**Directive:**
Pick every line with "destrói" from the material below.

---------- Record extracts

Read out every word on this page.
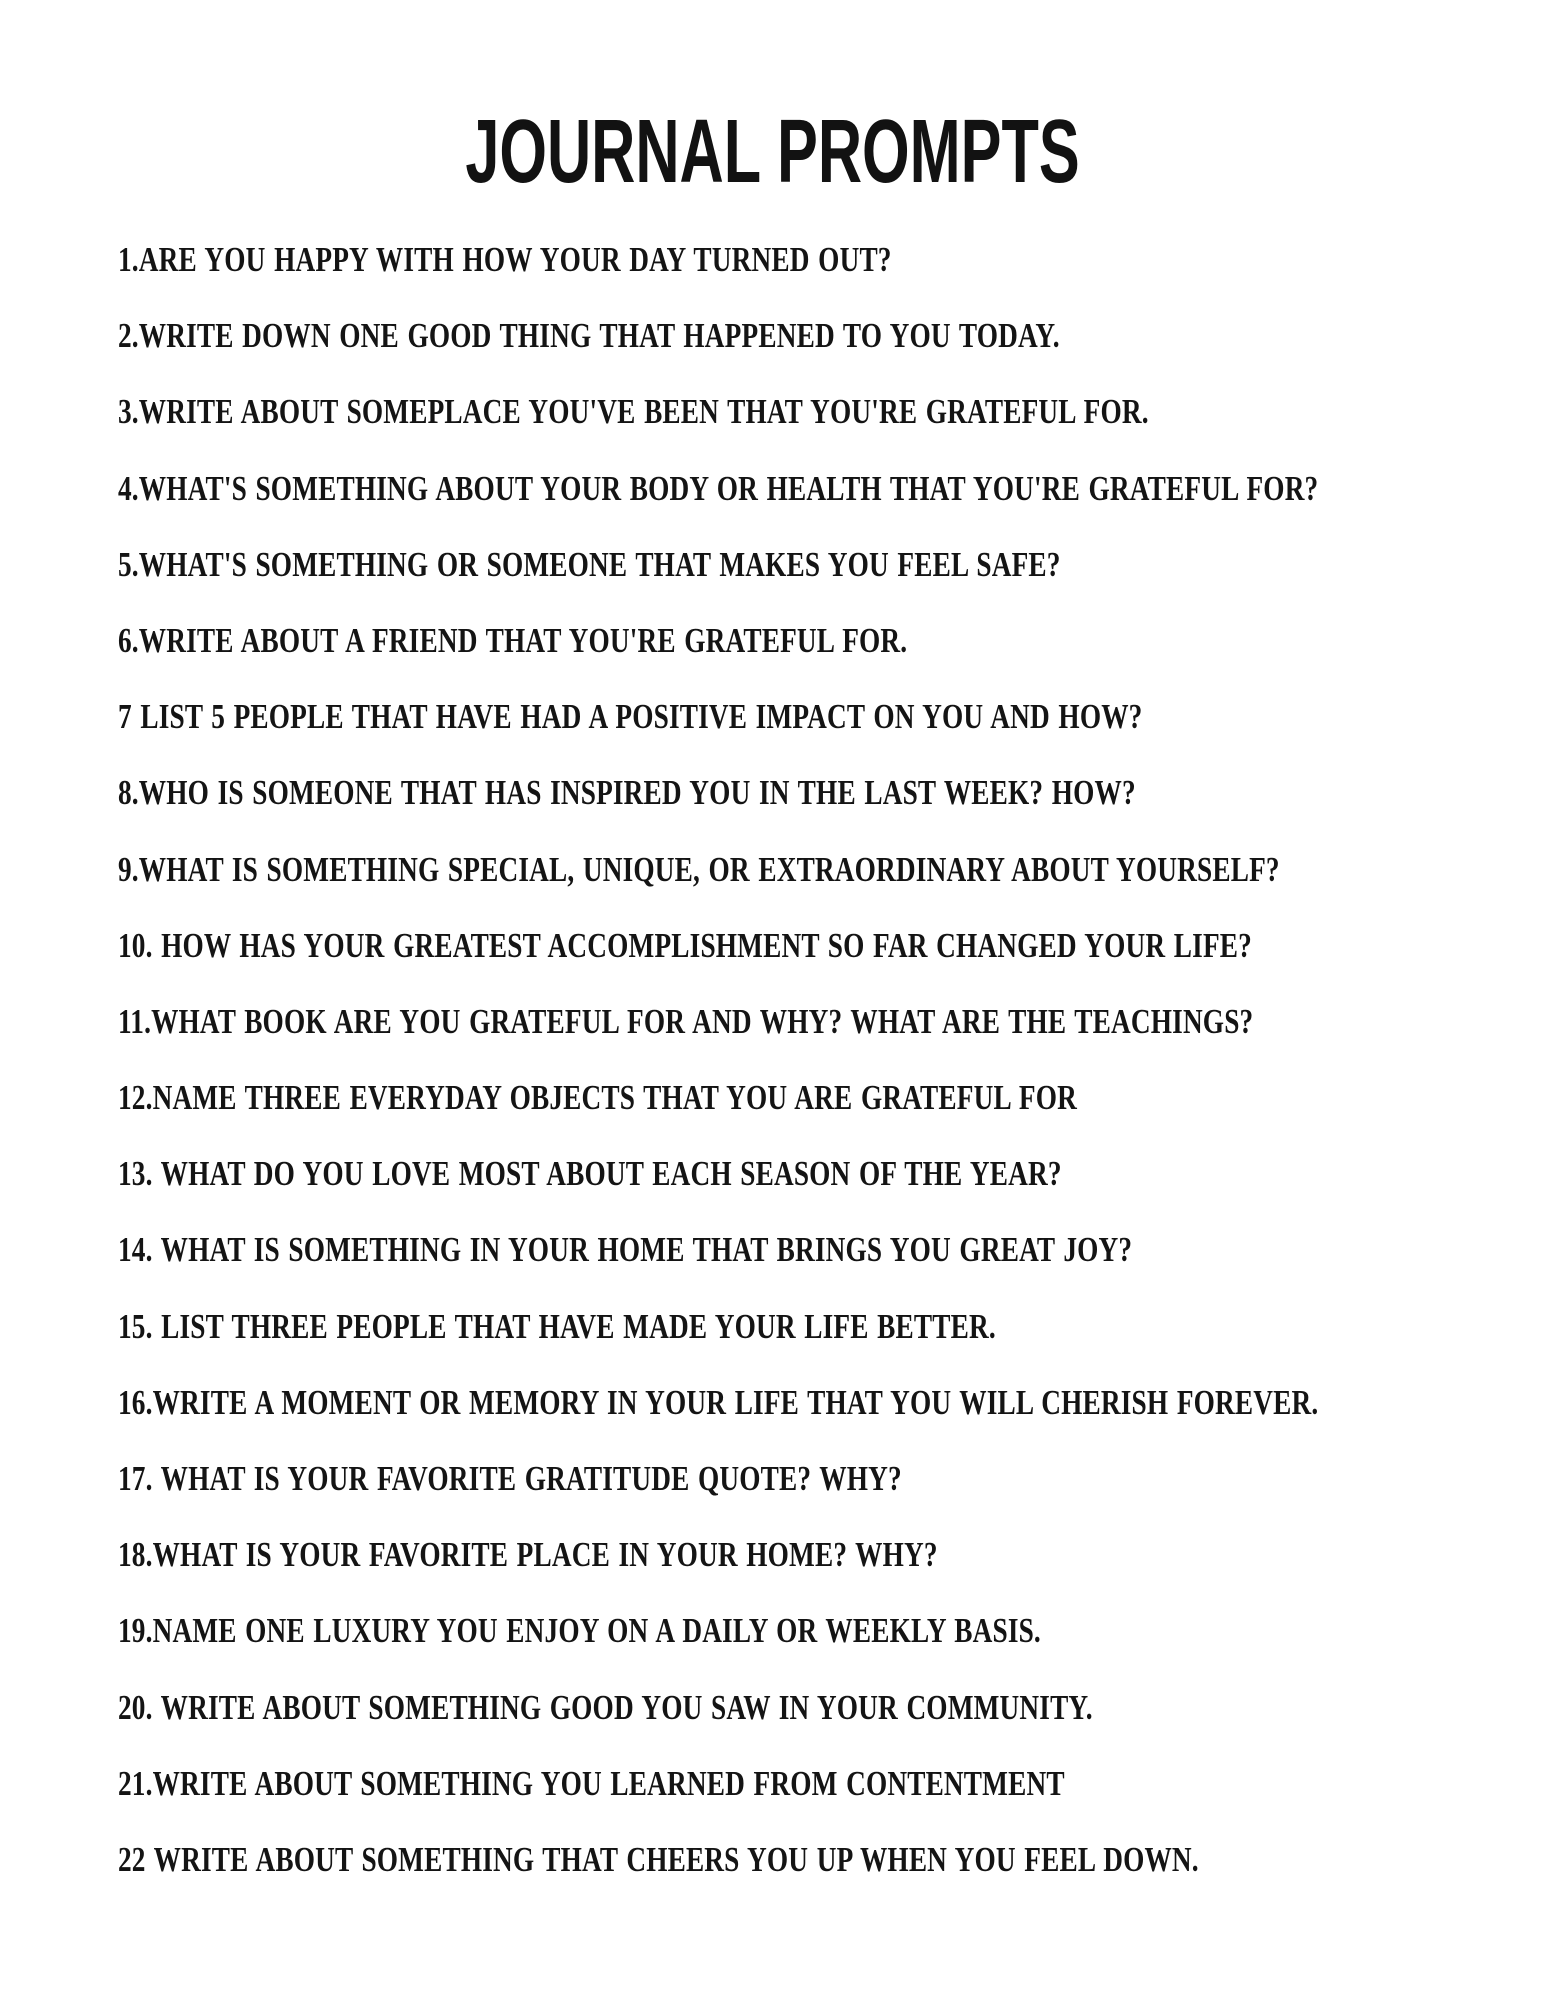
JOURNAL PROMPTS
1.ARE YOU HAPPY WITH HOW YOUR DAY TURNED OUT?
2.WRITE DOWN ONE GOOD THING THAT HAPPENED TO YOU TODAY.
3.WRITE ABOUT SOMEPLACE YOU'VE BEEN THAT YOU'RE GRATEFUL FOR.
4.WHAT'S SOMETHING ABOUT YOUR BODY OR HEALTH THAT YOU'RE GRATEFUL FOR?
5.WHAT'S SOMETHING OR SOMEONE THAT MAKES YOU FEEL SAFE?
6.WRITE ABOUT A FRIEND THAT YOU'RE GRATEFUL FOR.
7 LIST 5 PEOPLE THAT HAVE HAD A POSITIVE IMPACT ON YOU AND HOW?
8.WHO IS SOMEONE THAT HAS INSPIRED YOU IN THE LAST WEEK? HOW?
9.WHAT IS SOMETHING SPECIAL, UNIQUE, OR EXTRAORDINARY ABOUT YOURSELF?
10. HOW HAS YOUR GREATEST ACCOMPLISHMENT SO FAR CHANGED YOUR LIFE?
11.WHAT BOOK ARE YOU GRATEFUL FOR AND WHY? WHAT ARE THE TEACHINGS?
12.NAME THREE EVERYDAY OBJECTS THAT YOU ARE GRATEFUL FOR
13. WHAT DO YOU LOVE MOST ABOUT EACH SEASON OF THE YEAR?
14. WHAT IS SOMETHING IN YOUR HOME THAT BRINGS YOU GREAT JOY?
15. LIST THREE PEOPLE THAT HAVE MADE YOUR LIFE BETTER.
16.WRITE A MOMENT OR MEMORY IN YOUR LIFE THAT YOU WILL CHERISH FOREVER.
17. WHAT IS YOUR FAVORITE GRATITUDE QUOTE? WHY?
18.WHAT IS YOUR FAVORITE PLACE IN YOUR HOME? WHY?
19.NAME ONE LUXURY YOU ENJOY ON A DAILY OR WEEKLY BASIS.
20. WRITE ABOUT SOMETHING GOOD YOU SAW IN YOUR COMMUNITY.
21.WRITE ABOUT SOMETHING YOU LEARNED FROM CONTENTMENT
22 WRITE ABOUT SOMETHING THAT CHEERS YOU UP WHEN YOU FEEL DOWN.
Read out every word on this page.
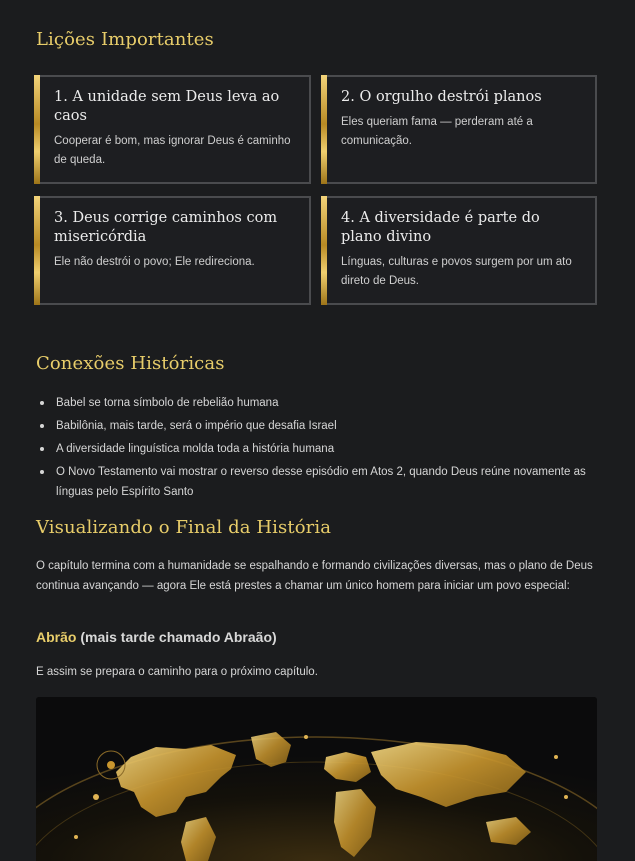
Lições Importantes
1. A unidade sem Deus leva ao caos
Cooperar é bom, mas ignorar Deus é caminho de queda.
2. O orgulho destrói planos
Eles queriam fama — perderam até a comunicação.
3. Deus corrige caminhos com misericórdia
Ele não destrói o povo; Ele redireciona.
4. A diversidade é parte do plano divino
Línguas, culturas e povos surgem por um ato direto de Deus.
Conexões Históricas
Babel se torna símbolo de rebelião humana
Babilônia, mais tarde, será o império que desafia Israel
A diversidade linguística molda toda a história humana
O Novo Testamento vai mostrar o reverso desse episódio em Atos 2, quando Deus reúne novamente as línguas pelo Espírito Santo
Visualizando o Final da História

O capítulo termina com a humanidade se espalhando e formando civilizações diversas, mas o plano de Deus continua avançando — agora Ele está prestes a chamar um único homem para iniciar um povo especial:

Abrão (mais tarde chamado Abraão)

E assim se prepara o caminho para o próximo capítulo.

--------------------

**Result of this task:**
2. O orgulho destrói planos
Ele não destrói o povo; Ele redireciona.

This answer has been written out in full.